→ **Challenge**: Output every record below exactly as it appears.

* BEGIN Dataset records *

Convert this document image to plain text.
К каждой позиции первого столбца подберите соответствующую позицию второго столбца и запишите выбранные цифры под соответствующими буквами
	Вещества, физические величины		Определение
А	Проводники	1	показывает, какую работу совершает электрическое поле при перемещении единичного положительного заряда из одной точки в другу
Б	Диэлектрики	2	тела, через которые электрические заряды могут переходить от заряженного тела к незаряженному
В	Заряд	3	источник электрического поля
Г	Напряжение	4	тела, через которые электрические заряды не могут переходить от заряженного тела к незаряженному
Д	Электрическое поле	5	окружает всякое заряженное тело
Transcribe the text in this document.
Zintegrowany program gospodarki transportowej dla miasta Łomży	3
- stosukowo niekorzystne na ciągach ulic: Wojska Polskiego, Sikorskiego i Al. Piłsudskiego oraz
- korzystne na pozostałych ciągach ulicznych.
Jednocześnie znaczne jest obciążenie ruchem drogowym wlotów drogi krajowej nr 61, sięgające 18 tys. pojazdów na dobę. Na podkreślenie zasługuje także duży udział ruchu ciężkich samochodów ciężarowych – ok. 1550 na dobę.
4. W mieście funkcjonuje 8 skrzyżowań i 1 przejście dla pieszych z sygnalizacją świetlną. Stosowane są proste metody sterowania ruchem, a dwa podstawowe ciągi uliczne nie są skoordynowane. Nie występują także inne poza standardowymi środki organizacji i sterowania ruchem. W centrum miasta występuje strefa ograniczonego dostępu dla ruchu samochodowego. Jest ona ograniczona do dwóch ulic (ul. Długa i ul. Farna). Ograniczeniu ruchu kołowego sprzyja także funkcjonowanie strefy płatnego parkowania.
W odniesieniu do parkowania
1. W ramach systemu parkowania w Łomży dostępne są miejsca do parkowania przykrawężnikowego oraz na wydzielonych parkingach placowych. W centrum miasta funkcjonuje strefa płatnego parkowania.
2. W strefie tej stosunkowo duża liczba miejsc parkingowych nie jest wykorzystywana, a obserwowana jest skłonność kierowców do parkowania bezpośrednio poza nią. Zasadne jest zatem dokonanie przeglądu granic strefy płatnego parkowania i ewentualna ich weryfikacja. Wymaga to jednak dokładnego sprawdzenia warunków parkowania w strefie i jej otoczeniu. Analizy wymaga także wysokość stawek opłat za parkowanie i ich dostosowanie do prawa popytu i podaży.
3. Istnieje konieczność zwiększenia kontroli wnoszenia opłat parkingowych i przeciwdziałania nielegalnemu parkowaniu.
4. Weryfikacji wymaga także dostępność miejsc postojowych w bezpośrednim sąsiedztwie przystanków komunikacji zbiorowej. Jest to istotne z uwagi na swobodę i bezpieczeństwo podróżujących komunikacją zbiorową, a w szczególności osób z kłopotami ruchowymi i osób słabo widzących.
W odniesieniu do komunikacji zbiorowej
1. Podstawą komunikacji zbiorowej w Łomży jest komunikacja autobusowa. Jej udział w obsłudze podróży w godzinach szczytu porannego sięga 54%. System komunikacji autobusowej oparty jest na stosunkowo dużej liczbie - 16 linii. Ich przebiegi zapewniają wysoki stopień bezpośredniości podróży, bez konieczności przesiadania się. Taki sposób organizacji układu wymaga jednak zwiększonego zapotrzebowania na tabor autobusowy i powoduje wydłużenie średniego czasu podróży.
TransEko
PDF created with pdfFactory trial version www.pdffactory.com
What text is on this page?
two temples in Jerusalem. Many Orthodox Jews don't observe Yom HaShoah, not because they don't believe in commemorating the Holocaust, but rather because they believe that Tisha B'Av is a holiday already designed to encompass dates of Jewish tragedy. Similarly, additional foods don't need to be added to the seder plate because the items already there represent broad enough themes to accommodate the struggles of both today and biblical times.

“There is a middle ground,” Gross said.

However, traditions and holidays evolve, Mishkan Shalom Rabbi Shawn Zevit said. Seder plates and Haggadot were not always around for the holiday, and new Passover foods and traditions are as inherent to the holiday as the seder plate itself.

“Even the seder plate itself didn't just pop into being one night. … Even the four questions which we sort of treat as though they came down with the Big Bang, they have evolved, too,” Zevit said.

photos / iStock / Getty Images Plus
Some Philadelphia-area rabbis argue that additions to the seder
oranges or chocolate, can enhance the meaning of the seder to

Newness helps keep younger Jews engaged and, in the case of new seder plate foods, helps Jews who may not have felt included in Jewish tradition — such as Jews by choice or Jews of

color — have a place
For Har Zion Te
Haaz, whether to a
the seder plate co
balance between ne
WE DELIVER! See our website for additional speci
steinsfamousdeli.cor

* END Dataset records *

→ **Exercise answer**:
Convert this document image to plain text.
К каждой позиции первого столбца подберите соответствующую позицию второго столбца и запишите выбранные цифры под соответствующими буквами
	Вещества, физические величины		Определение
А	Проводники	1	показывает, какую работу совершает электрическое поле при перемещении единичного положительного заряда из одной точки в другу
Б	Диэлектрики	2	тела, через которые электрические заряды могут переходить от заряженного тела к незаряженному
В	Заряд	3	источник электрического поля
Г	Напряжение	4	тела, через которые электрические заряды не могут переходить от заряженного тела к незаряженному
Д	Электрическое поле	5	окружает всякое заряженное тело
Transcribe the text in this document.
Zintegrowany program gospodarki transportowej dla miasta Łomży	3
- stosukowo niekorzystne na ciągach ulic: Wojska Polskiego, Sikorskiego i Al. Piłsudskiego oraz
- korzystne na pozostałych ciągach ulicznych.
Jednocześnie znaczne jest obciążenie ruchem drogowym wlotów drogi krajowej nr 61, sięgające 18 tys. pojazdów na dobę. Na podkreślenie zasługuje także duży udział ruchu ciężkich samochodów ciężarowych – ok. 1550 na dobę.
4. W mieście funkcjonuje 8 skrzyżowań i 1 przejście dla pieszych z sygnalizacją świetlną. Stosowane są proste metody sterowania ruchem, a dwa podstawowe ciągi uliczne nie są skoordynowane. Nie występują także inne poza standardowymi środki organizacji i sterowania ruchem. W centrum miasta występuje strefa ograniczonego dostępu dla ruchu samochodowego. Jest ona ograniczona do dwóch ulic (ul. Długa i ul. Farna). Ograniczeniu ruchu kołowego sprzyja także funkcjonowanie strefy płatnego parkowania.
W odniesieniu do parkowania
1. W ramach systemu parkowania w Łomży dostępne są miejsca do parkowania przykrawężnikowego oraz na wydzielonych parkingach placowych. W centrum miasta funkcjonuje strefa płatnego parkowania.
2. W strefie tej stosunkowo duża liczba miejsc parkingowych nie jest wykorzystywana, a obserwowana jest skłonność kierowców do parkowania bezpośrednio poza nią. Zasadne jest zatem dokonanie przeglądu granic strefy płatnego parkowania i ewentualna ich weryfikacja. Wymaga to jednak dokładnego sprawdzenia warunków parkowania w strefie i jej otoczeniu. Analizy wymaga także wysokość stawek opłat za parkowanie i ich dostosowanie do prawa popytu i podaży.
3. Istnieje konieczność zwiększenia kontroli wnoszenia opłat parkingowych i przeciwdziałania nielegalnemu parkowaniu.
4. Weryfikacji wymaga także dostępność miejsc postojowych w bezpośrednim sąsiedztwie przystanków komunikacji zbiorowej. Jest to istotne z uwagi na swobodę i bezpieczeństwo podróżujących komunikacją zbiorową, a w szczególności osób z kłopotami ruchowymi i osób słabo widzących.
W odniesieniu do komunikacji zbiorowej
1. Podstawą komunikacji zbiorowej w Łomży jest komunikacja autobusowa. Jej udział w obsłudze podróży w godzinach szczytu porannego sięga 54%. System komunikacji autobusowej oparty jest na stosunkowo dużej liczbie - 16 linii. Ich przebiegi zapewniają wysoki stopień bezpośredniości podróży, bez konieczności przesiadania się. Taki sposób organizacji układu wymaga jednak zwiększonego zapotrzebowania na tabor autobusowy i powoduje wydłużenie średniego czasu podróży.
TransEko
PDF created with pdfFactory trial version www.pdffactory.com
What text is on this page?
two temples in Jerusalem. Many Orthodox Jews don't observe Yom HaShoah, not because they don't believe in commemorating the Holocaust, but rather because they believe that Tisha B'Av is a holiday already designed to encompass dates of Jewish tragedy. Similarly, additional foods don't need to be added to the seder plate because the items already there represent broad enough themes to accommodate the struggles of both today and biblical times.

“There is a middle ground,” Gross said.

However, traditions and holidays evolve, Mishkan Shalom Rabbi Shawn Zevit said. Seder plates and Haggadot were not always around for the holiday, and new Passover foods and traditions are as inherent to the holiday as the seder plate itself.

“Even the seder plate itself didn't just pop into being one night. … Even the four questions which we sort of treat as though they came down with the Big Bang, they have evolved, too,” Zevit said.

photos / iStock / Getty Images Plus
Some Philadelphia-area rabbis argue that additions to the seder
oranges or chocolate, can enhance the meaning of the seder to

Newness helps keep younger Jews engaged and, in the case of new seder plate foods, helps Jews who may not have felt included in Jewish tradition — such as Jews by choice or Jews of

color — have a place
For Har Zion Te
Haaz, whether to a
the seder plate co
balance between ne
WE DELIVER! See our website for additional speci
steinsfamousdeli.cor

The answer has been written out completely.